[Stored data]
○ ○ ○ ○

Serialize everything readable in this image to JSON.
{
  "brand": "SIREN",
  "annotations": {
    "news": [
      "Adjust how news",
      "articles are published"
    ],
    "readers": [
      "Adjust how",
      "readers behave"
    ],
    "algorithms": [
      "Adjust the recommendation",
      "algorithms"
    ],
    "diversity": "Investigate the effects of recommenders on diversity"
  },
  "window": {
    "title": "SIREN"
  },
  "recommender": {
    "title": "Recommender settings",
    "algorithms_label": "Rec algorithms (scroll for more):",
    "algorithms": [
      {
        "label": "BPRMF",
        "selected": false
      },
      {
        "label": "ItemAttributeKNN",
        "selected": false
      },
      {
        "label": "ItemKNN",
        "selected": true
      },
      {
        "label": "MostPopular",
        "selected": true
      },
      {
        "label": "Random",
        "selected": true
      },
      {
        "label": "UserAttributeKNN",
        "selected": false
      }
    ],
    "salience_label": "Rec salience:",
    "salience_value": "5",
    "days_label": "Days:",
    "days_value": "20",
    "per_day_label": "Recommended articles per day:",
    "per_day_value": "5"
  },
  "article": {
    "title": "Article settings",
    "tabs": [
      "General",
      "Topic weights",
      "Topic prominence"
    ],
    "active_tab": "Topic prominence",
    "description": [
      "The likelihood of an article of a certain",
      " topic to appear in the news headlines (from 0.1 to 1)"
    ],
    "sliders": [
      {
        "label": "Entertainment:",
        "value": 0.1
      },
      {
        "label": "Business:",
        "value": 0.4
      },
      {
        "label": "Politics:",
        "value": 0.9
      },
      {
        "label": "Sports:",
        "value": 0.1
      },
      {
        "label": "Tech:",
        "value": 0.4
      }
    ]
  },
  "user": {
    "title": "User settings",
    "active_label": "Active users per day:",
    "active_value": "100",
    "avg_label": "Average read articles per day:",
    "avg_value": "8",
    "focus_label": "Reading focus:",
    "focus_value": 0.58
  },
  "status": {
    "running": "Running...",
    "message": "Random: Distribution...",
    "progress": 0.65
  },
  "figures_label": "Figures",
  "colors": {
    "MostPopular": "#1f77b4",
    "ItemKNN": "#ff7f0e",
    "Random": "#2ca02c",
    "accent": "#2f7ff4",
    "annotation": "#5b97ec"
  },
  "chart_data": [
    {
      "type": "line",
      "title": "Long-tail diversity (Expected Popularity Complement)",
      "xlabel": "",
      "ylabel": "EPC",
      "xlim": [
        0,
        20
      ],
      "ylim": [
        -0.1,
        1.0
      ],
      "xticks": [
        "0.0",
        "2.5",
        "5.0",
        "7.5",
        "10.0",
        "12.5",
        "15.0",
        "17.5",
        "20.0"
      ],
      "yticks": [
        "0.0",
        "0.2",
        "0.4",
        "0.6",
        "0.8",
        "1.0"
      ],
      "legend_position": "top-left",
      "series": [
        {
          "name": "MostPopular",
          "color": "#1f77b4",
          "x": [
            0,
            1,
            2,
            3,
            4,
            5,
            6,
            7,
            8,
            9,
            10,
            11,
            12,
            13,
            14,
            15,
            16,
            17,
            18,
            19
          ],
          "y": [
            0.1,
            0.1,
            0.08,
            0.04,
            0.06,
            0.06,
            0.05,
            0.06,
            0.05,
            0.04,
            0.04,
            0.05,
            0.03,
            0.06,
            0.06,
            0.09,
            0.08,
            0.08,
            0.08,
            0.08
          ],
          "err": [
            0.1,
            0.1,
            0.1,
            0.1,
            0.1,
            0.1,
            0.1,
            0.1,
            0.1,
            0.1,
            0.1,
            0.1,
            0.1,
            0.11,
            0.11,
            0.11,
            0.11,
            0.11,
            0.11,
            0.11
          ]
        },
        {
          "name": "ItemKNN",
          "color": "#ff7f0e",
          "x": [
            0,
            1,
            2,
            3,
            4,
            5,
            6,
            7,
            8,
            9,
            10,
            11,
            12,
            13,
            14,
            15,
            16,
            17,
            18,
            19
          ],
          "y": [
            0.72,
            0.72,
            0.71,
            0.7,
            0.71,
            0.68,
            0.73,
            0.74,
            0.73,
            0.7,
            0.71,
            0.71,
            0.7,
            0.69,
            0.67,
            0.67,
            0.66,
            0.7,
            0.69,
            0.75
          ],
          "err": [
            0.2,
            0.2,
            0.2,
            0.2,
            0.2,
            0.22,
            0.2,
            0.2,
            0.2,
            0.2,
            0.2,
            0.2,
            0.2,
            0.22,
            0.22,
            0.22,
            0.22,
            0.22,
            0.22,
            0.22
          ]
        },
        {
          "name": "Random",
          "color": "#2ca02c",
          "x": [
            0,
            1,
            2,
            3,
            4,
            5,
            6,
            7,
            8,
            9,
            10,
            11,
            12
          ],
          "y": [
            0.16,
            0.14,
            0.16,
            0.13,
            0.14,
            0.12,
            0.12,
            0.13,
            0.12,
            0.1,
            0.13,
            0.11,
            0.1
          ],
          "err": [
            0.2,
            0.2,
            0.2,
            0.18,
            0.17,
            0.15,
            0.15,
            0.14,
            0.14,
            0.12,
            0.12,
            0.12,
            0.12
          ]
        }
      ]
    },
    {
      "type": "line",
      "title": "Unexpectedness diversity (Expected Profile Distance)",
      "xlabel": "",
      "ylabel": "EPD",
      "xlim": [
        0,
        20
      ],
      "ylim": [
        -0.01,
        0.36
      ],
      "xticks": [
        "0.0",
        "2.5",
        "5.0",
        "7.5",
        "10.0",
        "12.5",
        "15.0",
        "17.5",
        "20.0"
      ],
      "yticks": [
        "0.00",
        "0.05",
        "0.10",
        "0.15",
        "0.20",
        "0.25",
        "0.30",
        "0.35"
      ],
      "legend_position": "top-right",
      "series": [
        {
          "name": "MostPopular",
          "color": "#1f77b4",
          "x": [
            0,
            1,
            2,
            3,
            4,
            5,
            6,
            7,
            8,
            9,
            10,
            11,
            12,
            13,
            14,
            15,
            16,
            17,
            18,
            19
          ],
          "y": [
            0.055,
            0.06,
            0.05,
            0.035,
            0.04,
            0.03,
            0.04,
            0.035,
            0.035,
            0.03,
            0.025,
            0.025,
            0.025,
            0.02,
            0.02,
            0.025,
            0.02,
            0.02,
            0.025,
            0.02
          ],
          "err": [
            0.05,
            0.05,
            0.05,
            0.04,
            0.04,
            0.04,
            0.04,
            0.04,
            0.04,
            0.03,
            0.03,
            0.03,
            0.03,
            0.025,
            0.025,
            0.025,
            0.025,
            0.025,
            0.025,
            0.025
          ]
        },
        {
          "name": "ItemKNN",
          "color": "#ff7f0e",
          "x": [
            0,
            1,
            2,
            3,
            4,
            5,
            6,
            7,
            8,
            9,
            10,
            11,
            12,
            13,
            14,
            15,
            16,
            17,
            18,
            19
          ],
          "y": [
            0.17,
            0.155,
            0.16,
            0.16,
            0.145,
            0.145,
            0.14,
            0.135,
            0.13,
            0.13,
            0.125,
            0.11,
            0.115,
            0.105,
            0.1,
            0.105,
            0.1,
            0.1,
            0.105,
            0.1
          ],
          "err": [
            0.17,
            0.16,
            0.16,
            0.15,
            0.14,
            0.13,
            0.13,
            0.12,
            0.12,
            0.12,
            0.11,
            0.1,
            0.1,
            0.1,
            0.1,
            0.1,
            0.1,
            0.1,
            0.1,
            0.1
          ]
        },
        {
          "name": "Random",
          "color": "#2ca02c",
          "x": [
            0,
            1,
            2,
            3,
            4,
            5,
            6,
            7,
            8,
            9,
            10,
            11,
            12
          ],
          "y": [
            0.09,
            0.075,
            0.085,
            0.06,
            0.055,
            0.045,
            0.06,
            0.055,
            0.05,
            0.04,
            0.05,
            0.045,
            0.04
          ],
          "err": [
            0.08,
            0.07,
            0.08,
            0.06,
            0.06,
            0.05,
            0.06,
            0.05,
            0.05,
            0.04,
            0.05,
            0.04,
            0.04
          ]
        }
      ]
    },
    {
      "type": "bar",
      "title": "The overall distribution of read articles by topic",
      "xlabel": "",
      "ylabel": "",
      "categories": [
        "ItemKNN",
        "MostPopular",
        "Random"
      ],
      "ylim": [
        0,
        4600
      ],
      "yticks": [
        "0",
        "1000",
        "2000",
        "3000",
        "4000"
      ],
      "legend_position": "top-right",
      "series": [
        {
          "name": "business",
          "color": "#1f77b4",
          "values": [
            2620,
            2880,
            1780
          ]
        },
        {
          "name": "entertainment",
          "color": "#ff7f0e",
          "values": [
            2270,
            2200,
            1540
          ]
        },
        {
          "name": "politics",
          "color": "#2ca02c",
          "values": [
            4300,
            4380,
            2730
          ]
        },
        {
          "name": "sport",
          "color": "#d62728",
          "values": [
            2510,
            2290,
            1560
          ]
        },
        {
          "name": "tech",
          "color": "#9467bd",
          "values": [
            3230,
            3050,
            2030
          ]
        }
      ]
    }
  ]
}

○ ○ ○ ○

> EXERCISE BRIEF
Collect each line of the entries that has the word "algorithms", copying it in full.

> FULL RESPONSE
    "algorithms": [
      "algorithms"
    "algorithms_label": "Rec algorithms (scroll for more):",
    "algorithms": [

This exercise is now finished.